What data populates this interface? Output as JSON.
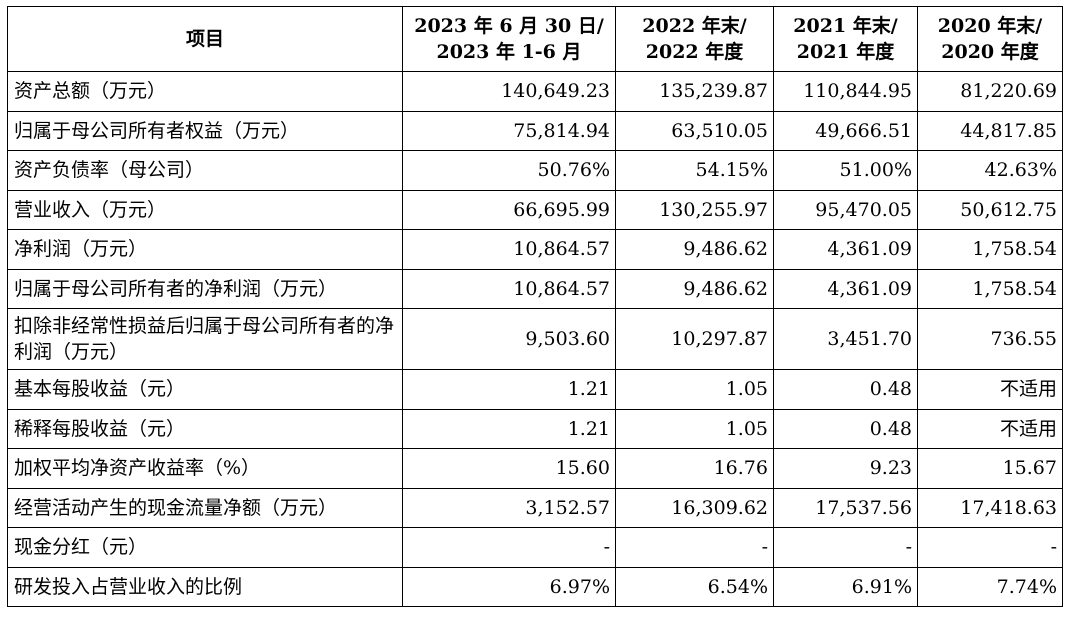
{
  "table": {
    "headers": [
      [
        "项目"
      ],
      [
        "2023 年 6 月 30 日/",
        "2023 年 1-6 月"
      ],
      [
        "2022 年末/",
        "2022 年度"
      ],
      [
        "2021 年末/",
        "2021 年度"
      ],
      [
        "2020 年末/",
        "2020 年度"
      ]
    ],
    "rows": [
      {
        "label": "资产总额（万元）",
        "values": [
          "140,649.23",
          "135,239.87",
          "110,844.95",
          "81,220.69"
        ]
      },
      {
        "label": "归属于母公司所有者权益（万元）",
        "values": [
          "75,814.94",
          "63,510.05",
          "49,666.51",
          "44,817.85"
        ]
      },
      {
        "label": "资产负债率（母公司）",
        "values": [
          "50.76%",
          "54.15%",
          "51.00%",
          "42.63%"
        ]
      },
      {
        "label": "营业收入（万元）",
        "values": [
          "66,695.99",
          "130,255.97",
          "95,470.05",
          "50,612.75"
        ]
      },
      {
        "label": "净利润（万元）",
        "values": [
          "10,864.57",
          "9,486.62",
          "4,361.09",
          "1,758.54"
        ]
      },
      {
        "label": "归属于母公司所有者的净利润（万元）",
        "values": [
          "10,864.57",
          "9,486.62",
          "4,361.09",
          "1,758.54"
        ]
      },
      {
        "label": "扣除非经常性损益后归属于母公司所有者的净利润（万元）",
        "values": [
          "9,503.60",
          "10,297.87",
          "3,451.70",
          "736.55"
        ]
      },
      {
        "label": "基本每股收益（元）",
        "values": [
          "1.21",
          "1.05",
          "0.48",
          "不适用"
        ]
      },
      {
        "label": "稀释每股收益（元）",
        "values": [
          "1.21",
          "1.05",
          "0.48",
          "不适用"
        ]
      },
      {
        "label": "加权平均净资产收益率（%）",
        "values": [
          "15.60",
          "16.76",
          "9.23",
          "15.67"
        ]
      },
      {
        "label": "经营活动产生的现金流量净额（万元）",
        "values": [
          "3,152.57",
          "16,309.62",
          "17,537.56",
          "17,418.63"
        ]
      },
      {
        "label": "现金分红（元）",
        "values": [
          "-",
          "-",
          "-",
          "-"
        ]
      },
      {
        "label": "研发投入占营业收入的比例",
        "values": [
          "6.97%",
          "6.54%",
          "6.91%",
          "7.74%"
        ]
      }
    ]
  }
}
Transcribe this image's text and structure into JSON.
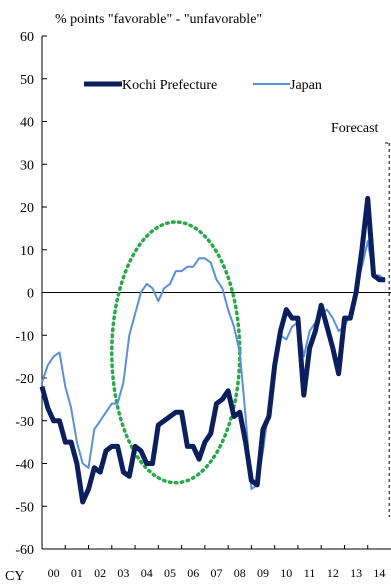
{
  "chart_data": {
    "type": "line",
    "ylabel": "% points \"favorable\" - \"unfavorable\"",
    "ylim": [
      -60,
      60
    ],
    "yticks": [
      60,
      50,
      40,
      30,
      20,
      10,
      0,
      -10,
      -20,
      -30,
      -40,
      -50,
      -60
    ],
    "x_prefix": "CY",
    "xlim": [
      2000,
      2015
    ],
    "xtick_years": [
      2000,
      2001,
      2002,
      2003,
      2004,
      2005,
      2006,
      2007,
      2008,
      2009,
      2010,
      2011,
      2012,
      2013,
      2014
    ],
    "xtick_labels": [
      "00",
      "01",
      "02",
      "03",
      "04",
      "05",
      "06",
      "07",
      "08",
      "09",
      "10",
      "11",
      "12",
      "13",
      "14"
    ],
    "annotation": "Forecast",
    "forecast_start": 2014.75,
    "legend_position": "top",
    "series": [
      {
        "name": "Kochi Prefecture",
        "color": "#0b1f5c",
        "points": [
          [
            2000.0,
            -22
          ],
          [
            2000.25,
            -27
          ],
          [
            2000.5,
            -30
          ],
          [
            2000.75,
            -30
          ],
          [
            2001.0,
            -35
          ],
          [
            2001.25,
            -35
          ],
          [
            2001.5,
            -40
          ],
          [
            2001.75,
            -49
          ],
          [
            2002.0,
            -46
          ],
          [
            2002.25,
            -41
          ],
          [
            2002.5,
            -42
          ],
          [
            2002.75,
            -37
          ],
          [
            2003.0,
            -36
          ],
          [
            2003.25,
            -36
          ],
          [
            2003.5,
            -42
          ],
          [
            2003.75,
            -43
          ],
          [
            2004.0,
            -36
          ],
          [
            2004.25,
            -37
          ],
          [
            2004.5,
            -40
          ],
          [
            2004.75,
            -40
          ],
          [
            2005.0,
            -31
          ],
          [
            2005.25,
            -30
          ],
          [
            2005.5,
            -29
          ],
          [
            2005.75,
            -28
          ],
          [
            2006.0,
            -28
          ],
          [
            2006.25,
            -36
          ],
          [
            2006.5,
            -36
          ],
          [
            2006.75,
            -39
          ],
          [
            2007.0,
            -35
          ],
          [
            2007.25,
            -33
          ],
          [
            2007.5,
            -26
          ],
          [
            2007.75,
            -25
          ],
          [
            2008.0,
            -23
          ],
          [
            2008.25,
            -29
          ],
          [
            2008.5,
            -28
          ],
          [
            2008.75,
            -35
          ],
          [
            2009.0,
            -44
          ],
          [
            2009.25,
            -45
          ],
          [
            2009.5,
            -32
          ],
          [
            2009.75,
            -29
          ],
          [
            2010.0,
            -17
          ],
          [
            2010.25,
            -9
          ],
          [
            2010.5,
            -4
          ],
          [
            2010.75,
            -6
          ],
          [
            2011.0,
            -6
          ],
          [
            2011.25,
            -24
          ],
          [
            2011.5,
            -13
          ],
          [
            2011.75,
            -9
          ],
          [
            2012.0,
            -3
          ],
          [
            2012.25,
            -8
          ],
          [
            2012.5,
            -13
          ],
          [
            2012.75,
            -19
          ],
          [
            2013.0,
            -6
          ],
          [
            2013.25,
            -6
          ],
          [
            2013.5,
            0
          ],
          [
            2013.75,
            10
          ],
          [
            2014.0,
            22
          ],
          [
            2014.25,
            4
          ],
          [
            2014.5,
            3
          ],
          [
            2014.75,
            3
          ]
        ]
      },
      {
        "name": "Japan",
        "color": "#5b8fd6",
        "points": [
          [
            2000.0,
            -21
          ],
          [
            2000.25,
            -17
          ],
          [
            2000.5,
            -15
          ],
          [
            2000.75,
            -14
          ],
          [
            2001.0,
            -22
          ],
          [
            2001.25,
            -27
          ],
          [
            2001.5,
            -35
          ],
          [
            2001.75,
            -40
          ],
          [
            2002.0,
            -41
          ],
          [
            2002.25,
            -32
          ],
          [
            2002.5,
            -30
          ],
          [
            2002.75,
            -28
          ],
          [
            2003.0,
            -26
          ],
          [
            2003.25,
            -26
          ],
          [
            2003.5,
            -21
          ],
          [
            2003.75,
            -10
          ],
          [
            2004.0,
            -5
          ],
          [
            2004.25,
            0
          ],
          [
            2004.5,
            2
          ],
          [
            2004.75,
            1
          ],
          [
            2005.0,
            -2
          ],
          [
            2005.25,
            1
          ],
          [
            2005.5,
            2
          ],
          [
            2005.75,
            5
          ],
          [
            2006.0,
            5
          ],
          [
            2006.25,
            6
          ],
          [
            2006.5,
            6
          ],
          [
            2006.75,
            8
          ],
          [
            2007.0,
            8
          ],
          [
            2007.25,
            7
          ],
          [
            2007.5,
            3
          ],
          [
            2007.75,
            1
          ],
          [
            2008.0,
            -4
          ],
          [
            2008.25,
            -8
          ],
          [
            2008.5,
            -14
          ],
          [
            2008.75,
            -29
          ],
          [
            2009.0,
            -46
          ],
          [
            2009.25,
            -45
          ],
          [
            2009.5,
            -37
          ],
          [
            2009.75,
            -27
          ],
          [
            2010.0,
            -16
          ],
          [
            2010.25,
            -10
          ],
          [
            2010.5,
            -11
          ],
          [
            2010.75,
            -8
          ],
          [
            2011.0,
            -7
          ],
          [
            2011.25,
            -15
          ],
          [
            2011.5,
            -9
          ],
          [
            2011.75,
            -7
          ],
          [
            2012.0,
            -5
          ],
          [
            2012.25,
            -4
          ],
          [
            2012.5,
            -6
          ],
          [
            2012.75,
            -9
          ],
          [
            2013.0,
            -8
          ],
          [
            2013.25,
            -5
          ],
          [
            2013.5,
            1
          ],
          [
            2013.75,
            6
          ],
          [
            2014.0,
            12
          ],
          [
            2014.25,
            4
          ],
          [
            2014.5,
            4
          ],
          [
            2014.75,
            3
          ]
        ]
      }
    ],
    "highlight_ellipse": {
      "color": "#2aa84a",
      "x_center": 2005.75,
      "y_center": -14,
      "x_radius": 2.75,
      "y_radius": 30.5
    }
  }
}
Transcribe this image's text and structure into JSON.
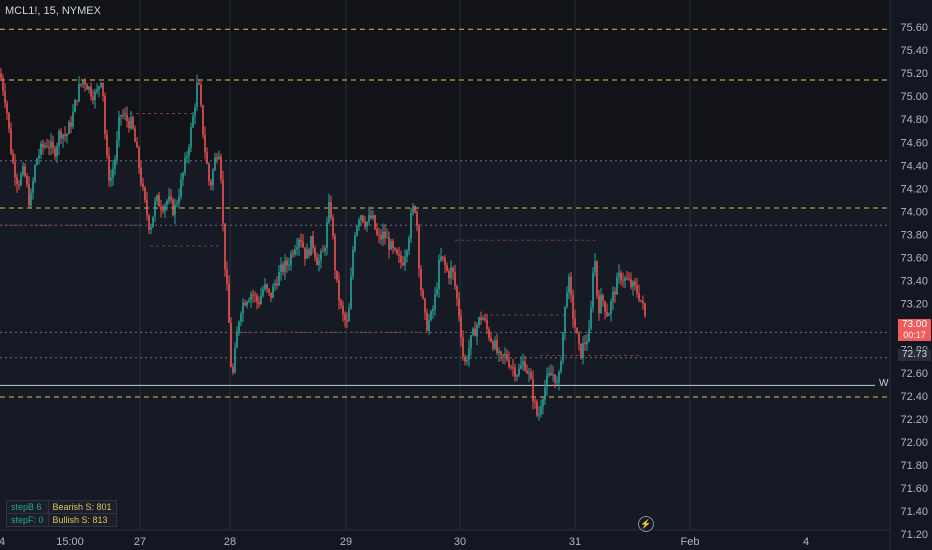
{
  "header": {
    "title": "MCL1!, 15, NYMEX"
  },
  "chart_data": {
    "type": "candlestick",
    "price_axis": [
      "75.60",
      "75.40",
      "75.20",
      "75.00",
      "74.80",
      "74.60",
      "74.40",
      "74.20",
      "74.00",
      "73.80",
      "73.60",
      "73.40",
      "73.20",
      "73.00",
      "72.80",
      "72.60",
      "72.40",
      "72.20",
      "72.00",
      "71.80",
      "71.60",
      "71.40",
      "71.20"
    ],
    "time_axis": [
      "4",
      "15:00",
      "27",
      "28",
      "29",
      "30",
      "31",
      "Feb",
      "4"
    ],
    "ylim": [
      71.1,
      75.7
    ],
    "close_path": [
      [
        0,
        75.2
      ],
      [
        6,
        74.95
      ],
      [
        12,
        74.45
      ],
      [
        18,
        74.25
      ],
      [
        24,
        74.35
      ],
      [
        30,
        74.05
      ],
      [
        36,
        74.45
      ],
      [
        42,
        74.55
      ],
      [
        48,
        74.6
      ],
      [
        54,
        74.5
      ],
      [
        60,
        74.7
      ],
      [
        66,
        74.65
      ],
      [
        72,
        74.8
      ],
      [
        78,
        75.05
      ],
      [
        84,
        75.15
      ],
      [
        90,
        75.05
      ],
      [
        96,
        75.0
      ],
      [
        102,
        75.2
      ],
      [
        106,
        74.5
      ],
      [
        110,
        74.25
      ],
      [
        116,
        74.5
      ],
      [
        120,
        74.85
      ],
      [
        126,
        74.8
      ],
      [
        132,
        74.75
      ],
      [
        138,
        74.45
      ],
      [
        144,
        74.1
      ],
      [
        150,
        73.85
      ],
      [
        156,
        74.1
      ],
      [
        162,
        74.05
      ],
      [
        168,
        74.1
      ],
      [
        174,
        74.0
      ],
      [
        180,
        74.2
      ],
      [
        186,
        74.45
      ],
      [
        192,
        74.75
      ],
      [
        198,
        75.15
      ],
      [
        204,
        74.6
      ],
      [
        210,
        74.2
      ],
      [
        216,
        74.5
      ],
      [
        220,
        74.55
      ],
      [
        224,
        73.65
      ],
      [
        228,
        73.2
      ],
      [
        232,
        72.5
      ],
      [
        236,
        72.85
      ],
      [
        240,
        73.15
      ],
      [
        246,
        73.25
      ],
      [
        252,
        73.3
      ],
      [
        258,
        73.2
      ],
      [
        264,
        73.35
      ],
      [
        270,
        73.25
      ],
      [
        276,
        73.4
      ],
      [
        282,
        73.5
      ],
      [
        288,
        73.55
      ],
      [
        294,
        73.7
      ],
      [
        300,
        73.8
      ],
      [
        306,
        73.6
      ],
      [
        312,
        73.75
      ],
      [
        318,
        73.55
      ],
      [
        324,
        73.65
      ],
      [
        330,
        74.1
      ],
      [
        336,
        73.4
      ],
      [
        342,
        73.1
      ],
      [
        348,
        73.0
      ],
      [
        354,
        73.8
      ],
      [
        360,
        74.0
      ],
      [
        366,
        73.9
      ],
      [
        372,
        73.95
      ],
      [
        378,
        73.75
      ],
      [
        384,
        73.8
      ],
      [
        390,
        73.7
      ],
      [
        396,
        73.6
      ],
      [
        402,
        73.55
      ],
      [
        408,
        73.75
      ],
      [
        412,
        74.0
      ],
      [
        416,
        74.05
      ],
      [
        420,
        73.4
      ],
      [
        426,
        73.0
      ],
      [
        432,
        73.1
      ],
      [
        436,
        73.3
      ],
      [
        440,
        73.6
      ],
      [
        444,
        73.55
      ],
      [
        448,
        73.45
      ],
      [
        452,
        73.5
      ],
      [
        456,
        73.3
      ],
      [
        460,
        73.05
      ],
      [
        464,
        72.65
      ],
      [
        470,
        72.85
      ],
      [
        476,
        73.0
      ],
      [
        482,
        73.1
      ],
      [
        488,
        72.95
      ],
      [
        494,
        72.85
      ],
      [
        500,
        72.7
      ],
      [
        506,
        72.75
      ],
      [
        512,
        72.65
      ],
      [
        518,
        72.6
      ],
      [
        524,
        72.7
      ],
      [
        530,
        72.55
      ],
      [
        534,
        72.35
      ],
      [
        538,
        72.2
      ],
      [
        542,
        72.4
      ],
      [
        548,
        72.55
      ],
      [
        554,
        72.6
      ],
      [
        558,
        72.45
      ],
      [
        564,
        73.05
      ],
      [
        568,
        73.45
      ],
      [
        572,
        73.15
      ],
      [
        576,
        72.95
      ],
      [
        580,
        72.75
      ],
      [
        584,
        72.85
      ],
      [
        590,
        72.95
      ],
      [
        594,
        73.7
      ],
      [
        598,
        73.15
      ],
      [
        602,
        73.25
      ],
      [
        608,
        73.1
      ],
      [
        614,
        73.3
      ],
      [
        620,
        73.45
      ],
      [
        626,
        73.4
      ],
      [
        632,
        73.35
      ],
      [
        638,
        73.3
      ],
      [
        642,
        73.2
      ],
      [
        646,
        73.05
      ]
    ],
    "levels": [
      {
        "price": 75.58,
        "style": "dashed",
        "color": "#e6b84a"
      },
      {
        "price": 75.14,
        "style": "dashed",
        "color": "#e6b84a"
      },
      {
        "price": 74.03,
        "style": "dashed",
        "color": "#e6b84a"
      },
      {
        "price": 72.39,
        "style": "dashed",
        "color": "#e6b84a"
      },
      {
        "price": 74.44,
        "style": "dotted",
        "color": "#6a6e7a"
      },
      {
        "price": 73.88,
        "style": "dotted",
        "color": "#6a6e7a"
      },
      {
        "price": 72.73,
        "style": "dotted",
        "color": "#6a6e7a"
      },
      {
        "price": 72.95,
        "style": "dotted",
        "color": "#6a6e7a"
      },
      {
        "price": 72.49,
        "style": "solid",
        "color": "#c8cbd2"
      }
    ],
    "w_label": "W",
    "current_price": "73.00",
    "countdown": "00:17",
    "second_price": "72.73",
    "colors": {
      "up": "#26a69a",
      "down": "#ef5350",
      "bg": "#131722",
      "upper_zone": "#121318",
      "level": "#e6b84a",
      "price_tag": "#f05b5b",
      "second_tag": "#2a2e39"
    }
  },
  "stats_table": {
    "row1": {
      "step": "stepB 6",
      "bear": "Bearish S: 801"
    },
    "row2": {
      "step": "stepF: 0",
      "bull": "Bullish S: 813"
    }
  },
  "icons": {
    "replay": "lightning-icon"
  }
}
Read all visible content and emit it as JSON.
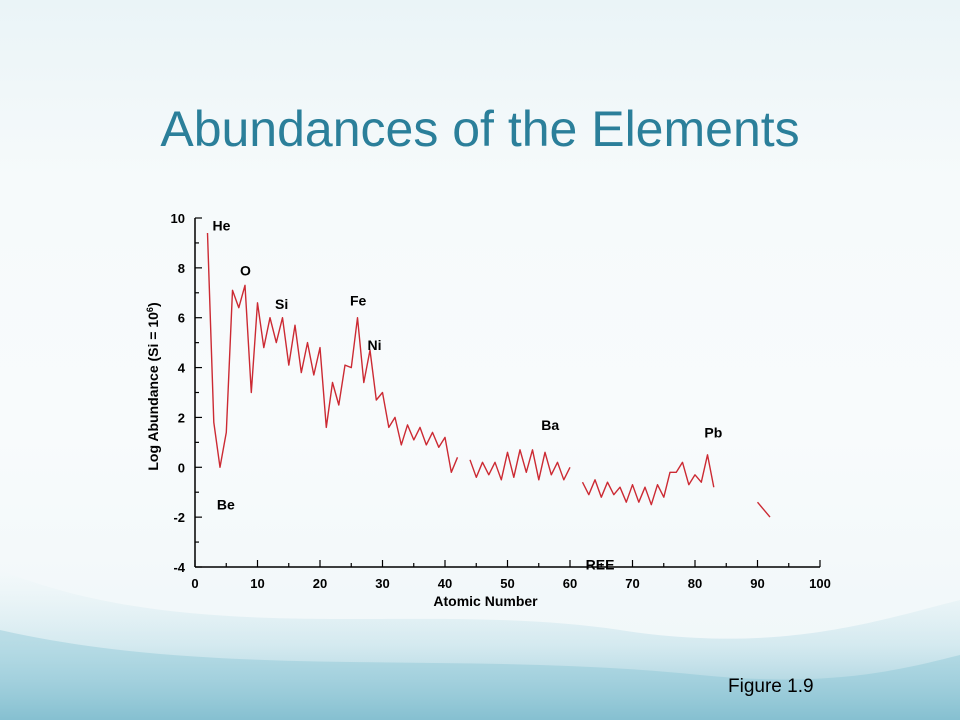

» AIM OF THE TASK
Copy out every line from the material above in which the word "JSON" appears.

» EXERCISE RESULT
What data populates this interface? Output as JSON.
Transcribe this image's text and structure into JSON.
Transcribe this image's text and structure into JSON.
Read all visible content and emit it as JSON.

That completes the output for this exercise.